(Dataset records)

● ● ●

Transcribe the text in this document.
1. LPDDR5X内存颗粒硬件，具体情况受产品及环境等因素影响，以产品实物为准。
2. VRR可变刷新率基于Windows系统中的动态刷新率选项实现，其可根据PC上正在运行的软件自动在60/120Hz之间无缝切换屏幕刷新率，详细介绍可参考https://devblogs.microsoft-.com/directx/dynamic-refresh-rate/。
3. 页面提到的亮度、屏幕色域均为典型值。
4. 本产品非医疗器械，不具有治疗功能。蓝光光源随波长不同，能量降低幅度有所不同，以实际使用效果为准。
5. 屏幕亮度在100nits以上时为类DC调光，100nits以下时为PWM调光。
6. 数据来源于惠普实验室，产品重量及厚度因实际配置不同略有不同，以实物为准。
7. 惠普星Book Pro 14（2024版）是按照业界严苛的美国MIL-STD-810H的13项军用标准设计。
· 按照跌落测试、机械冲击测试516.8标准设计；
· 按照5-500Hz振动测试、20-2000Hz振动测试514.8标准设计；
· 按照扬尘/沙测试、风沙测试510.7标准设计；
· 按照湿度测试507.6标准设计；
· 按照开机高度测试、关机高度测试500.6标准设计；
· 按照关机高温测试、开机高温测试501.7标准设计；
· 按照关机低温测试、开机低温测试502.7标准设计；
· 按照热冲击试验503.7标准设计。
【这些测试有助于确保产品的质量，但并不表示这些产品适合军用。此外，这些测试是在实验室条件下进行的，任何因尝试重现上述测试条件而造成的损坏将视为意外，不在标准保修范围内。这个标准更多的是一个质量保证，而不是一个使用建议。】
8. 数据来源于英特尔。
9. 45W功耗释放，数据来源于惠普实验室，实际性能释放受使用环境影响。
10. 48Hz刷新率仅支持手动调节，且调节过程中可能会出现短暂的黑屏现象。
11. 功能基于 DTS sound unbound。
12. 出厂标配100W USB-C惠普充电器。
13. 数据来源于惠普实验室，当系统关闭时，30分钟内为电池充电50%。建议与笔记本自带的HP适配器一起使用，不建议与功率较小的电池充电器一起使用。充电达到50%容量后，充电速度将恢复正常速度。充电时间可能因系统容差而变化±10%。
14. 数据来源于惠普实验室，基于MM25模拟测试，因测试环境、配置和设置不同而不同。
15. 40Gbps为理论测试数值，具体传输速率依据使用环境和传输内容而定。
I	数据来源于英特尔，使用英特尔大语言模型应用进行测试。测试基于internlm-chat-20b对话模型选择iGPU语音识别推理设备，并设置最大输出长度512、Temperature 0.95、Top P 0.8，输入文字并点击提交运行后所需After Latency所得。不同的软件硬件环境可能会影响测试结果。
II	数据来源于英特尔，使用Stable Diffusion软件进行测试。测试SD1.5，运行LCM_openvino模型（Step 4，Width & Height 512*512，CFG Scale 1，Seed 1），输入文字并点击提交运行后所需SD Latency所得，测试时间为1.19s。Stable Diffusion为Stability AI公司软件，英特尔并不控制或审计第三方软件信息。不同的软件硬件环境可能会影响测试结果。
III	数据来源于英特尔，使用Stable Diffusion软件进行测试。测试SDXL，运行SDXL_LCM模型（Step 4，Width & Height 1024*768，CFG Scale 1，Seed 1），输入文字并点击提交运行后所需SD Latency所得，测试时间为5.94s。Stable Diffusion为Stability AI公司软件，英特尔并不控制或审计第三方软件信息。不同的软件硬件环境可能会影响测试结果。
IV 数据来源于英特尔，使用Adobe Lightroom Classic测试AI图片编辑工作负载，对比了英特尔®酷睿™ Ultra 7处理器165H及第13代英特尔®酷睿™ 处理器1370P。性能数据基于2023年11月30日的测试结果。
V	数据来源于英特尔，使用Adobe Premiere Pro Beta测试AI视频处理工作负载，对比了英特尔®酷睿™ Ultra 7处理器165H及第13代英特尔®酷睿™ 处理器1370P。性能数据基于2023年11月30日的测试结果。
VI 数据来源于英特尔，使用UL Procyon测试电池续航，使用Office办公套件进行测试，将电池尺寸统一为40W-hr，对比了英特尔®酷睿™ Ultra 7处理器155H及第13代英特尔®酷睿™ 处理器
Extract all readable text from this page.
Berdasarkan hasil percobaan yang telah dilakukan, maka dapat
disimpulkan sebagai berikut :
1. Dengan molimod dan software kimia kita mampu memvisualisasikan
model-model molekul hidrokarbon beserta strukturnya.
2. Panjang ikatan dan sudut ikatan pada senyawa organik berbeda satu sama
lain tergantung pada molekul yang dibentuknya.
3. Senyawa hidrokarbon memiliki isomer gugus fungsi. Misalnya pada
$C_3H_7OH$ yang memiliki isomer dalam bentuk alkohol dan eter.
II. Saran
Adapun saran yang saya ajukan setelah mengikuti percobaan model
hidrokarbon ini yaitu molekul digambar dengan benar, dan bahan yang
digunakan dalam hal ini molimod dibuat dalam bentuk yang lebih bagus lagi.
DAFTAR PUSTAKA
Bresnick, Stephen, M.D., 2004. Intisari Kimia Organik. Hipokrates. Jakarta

● ● ●

→ **Task to carry out**
Take the entries above and transcribe them exactly.

→ **Answer below**
Transcribe the text in this document.
1. LPDDR5X内存颗粒硬件，具体情况受产品及环境等因素影响，以产品实物为准。
2. VRR可变刷新率基于Windows系统中的动态刷新率选项实现，其可根据PC上正在运行的软件自动在60/120Hz之间无缝切换屏幕刷新率，详细介绍可参考https://devblogs.microsoft-.com/directx/dynamic-refresh-rate/。
3. 页面提到的亮度、屏幕色域均为典型值。
4. 本产品非医疗器械，不具有治疗功能。蓝光光源随波长不同，能量降低幅度有所不同，以实际使用效果为准。
5. 屏幕亮度在100nits以上时为类DC调光，100nits以下时为PWM调光。
6. 数据来源于惠普实验室，产品重量及厚度因实际配置不同略有不同，以实物为准。
7. 惠普星Book Pro 14（2024版）是按照业界严苛的美国MIL-STD-810H的13项军用标准设计。
· 按照跌落测试、机械冲击测试516.8标准设计；
· 按照5-500Hz振动测试、20-2000Hz振动测试514.8标准设计；
· 按照扬尘/沙测试、风沙测试510.7标准设计；
· 按照湿度测试507.6标准设计；
· 按照开机高度测试、关机高度测试500.6标准设计；
· 按照关机高温测试、开机高温测试501.7标准设计；
· 按照关机低温测试、开机低温测试502.7标准设计；
· 按照热冲击试验503.7标准设计。
【这些测试有助于确保产品的质量，但并不表示这些产品适合军用。此外，这些测试是在实验室条件下进行的，任何因尝试重现上述测试条件而造成的损坏将视为意外，不在标准保修范围内。这个标准更多的是一个质量保证，而不是一个使用建议。】
8. 数据来源于英特尔。
9. 45W功耗释放，数据来源于惠普实验室，实际性能释放受使用环境影响。
10. 48Hz刷新率仅支持手动调节，且调节过程中可能会出现短暂的黑屏现象。
11. 功能基于 DTS sound unbound。
12. 出厂标配100W USB-C惠普充电器。
13. 数据来源于惠普实验室，当系统关闭时，30分钟内为电池充电50%。建议与笔记本自带的HP适配器一起使用，不建议与功率较小的电池充电器一起使用。充电达到50%容量后，充电速度将恢复正常速度。充电时间可能因系统容差而变化±10%。
14. 数据来源于惠普实验室，基于MM25模拟测试，因测试环境、配置和设置不同而不同。
15. 40Gbps为理论测试数值，具体传输速率依据使用环境和传输内容而定。
I	数据来源于英特尔，使用英特尔大语言模型应用进行测试。测试基于internlm-chat-20b对话模型选择iGPU语音识别推理设备，并设置最大输出长度512、Temperature 0.95、Top P 0.8，输入文字并点击提交运行后所需After Latency所得。不同的软件硬件环境可能会影响测试结果。
II	数据来源于英特尔，使用Stable Diffusion软件进行测试。测试SD1.5，运行LCM_openvino模型（Step 4，Width & Height 512*512，CFG Scale 1，Seed 1），输入文字并点击提交运行后所需SD Latency所得，测试时间为1.19s。Stable Diffusion为Stability AI公司软件，英特尔并不控制或审计第三方软件信息。不同的软件硬件环境可能会影响测试结果。
III	数据来源于英特尔，使用Stable Diffusion软件进行测试。测试SDXL，运行SDXL_LCM模型（Step 4，Width & Height 1024*768，CFG Scale 1，Seed 1），输入文字并点击提交运行后所需SD Latency所得，测试时间为5.94s。Stable Diffusion为Stability AI公司软件，英特尔并不控制或审计第三方软件信息。不同的软件硬件环境可能会影响测试结果。
IV 数据来源于英特尔，使用Adobe Lightroom Classic测试AI图片编辑工作负载，对比了英特尔®酷睿™ Ultra 7处理器165H及第13代英特尔®酷睿™ 处理器1370P。性能数据基于2023年11月30日的测试结果。
V	数据来源于英特尔，使用Adobe Premiere Pro Beta测试AI视频处理工作负载，对比了英特尔®酷睿™ Ultra 7处理器165H及第13代英特尔®酷睿™ 处理器1370P。性能数据基于2023年11月30日的测试结果。
VI 数据来源于英特尔，使用UL Procyon测试电池续航，使用Office办公套件进行测试，将电池尺寸统一为40W-hr，对比了英特尔®酷睿™ Ultra 7处理器155H及第13代英特尔®酷睿™ 处理器
Extract all readable text from this page.
Berdasarkan hasil percobaan yang telah dilakukan, maka dapat
disimpulkan sebagai berikut :
1. Dengan molimod dan software kimia kita mampu memvisualisasikan
model-model molekul hidrokarbon beserta strukturnya.
2. Panjang ikatan dan sudut ikatan pada senyawa organik berbeda satu sama
lain tergantung pada molekul yang dibentuknya.
3. Senyawa hidrokarbon memiliki isomer gugus fungsi. Misalnya pada
$C_3H_7OH$ yang memiliki isomer dalam bentuk alkohol dan eter.
II. Saran
Adapun saran yang saya ajukan setelah mengikuti percobaan model
hidrokarbon ini yaitu molekul digambar dengan benar, dan bahan yang
digunakan dalam hal ini molimod dibuat dalam bentuk yang lebih bagus lagi.
DAFTAR PUSTAKA
Bresnick, Stephen, M.D., 2004. Intisari Kimia Organik. Hipokrates. Jakarta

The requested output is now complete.